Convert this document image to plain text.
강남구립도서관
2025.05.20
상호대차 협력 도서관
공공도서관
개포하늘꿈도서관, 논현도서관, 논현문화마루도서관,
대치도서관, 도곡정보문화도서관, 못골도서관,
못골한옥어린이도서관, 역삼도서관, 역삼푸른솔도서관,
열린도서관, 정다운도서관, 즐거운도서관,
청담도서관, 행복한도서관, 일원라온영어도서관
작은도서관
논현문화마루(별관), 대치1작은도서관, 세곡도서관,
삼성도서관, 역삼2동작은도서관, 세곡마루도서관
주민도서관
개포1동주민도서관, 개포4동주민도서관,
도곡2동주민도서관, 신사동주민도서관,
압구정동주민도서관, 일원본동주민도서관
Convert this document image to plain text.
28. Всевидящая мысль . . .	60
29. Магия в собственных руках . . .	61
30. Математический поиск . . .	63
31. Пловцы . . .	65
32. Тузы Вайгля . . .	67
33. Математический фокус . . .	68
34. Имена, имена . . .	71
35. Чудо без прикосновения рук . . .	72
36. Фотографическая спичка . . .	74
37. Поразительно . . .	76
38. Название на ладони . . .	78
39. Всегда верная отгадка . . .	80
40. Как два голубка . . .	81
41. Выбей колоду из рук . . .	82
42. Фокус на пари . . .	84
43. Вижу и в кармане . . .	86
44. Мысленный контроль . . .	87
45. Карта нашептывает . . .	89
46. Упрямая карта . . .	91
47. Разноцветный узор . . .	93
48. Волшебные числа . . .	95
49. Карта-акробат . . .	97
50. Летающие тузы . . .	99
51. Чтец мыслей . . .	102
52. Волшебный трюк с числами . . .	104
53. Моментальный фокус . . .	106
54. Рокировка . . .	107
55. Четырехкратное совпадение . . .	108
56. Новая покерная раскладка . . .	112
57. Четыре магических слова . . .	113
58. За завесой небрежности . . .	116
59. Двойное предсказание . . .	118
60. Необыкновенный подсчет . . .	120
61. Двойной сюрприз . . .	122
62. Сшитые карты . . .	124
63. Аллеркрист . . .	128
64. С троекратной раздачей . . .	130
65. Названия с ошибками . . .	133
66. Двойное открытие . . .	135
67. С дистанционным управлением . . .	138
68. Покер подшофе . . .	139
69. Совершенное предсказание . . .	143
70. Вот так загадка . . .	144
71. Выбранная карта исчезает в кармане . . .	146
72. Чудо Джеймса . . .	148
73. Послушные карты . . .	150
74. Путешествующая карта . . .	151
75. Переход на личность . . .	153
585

-.-.-

• Set task:
Every line that holds the string "предсказание" should be returned.

• Full output:
59. Двойное предсказание . . .	118
69. Совершенное предсказание . . .	143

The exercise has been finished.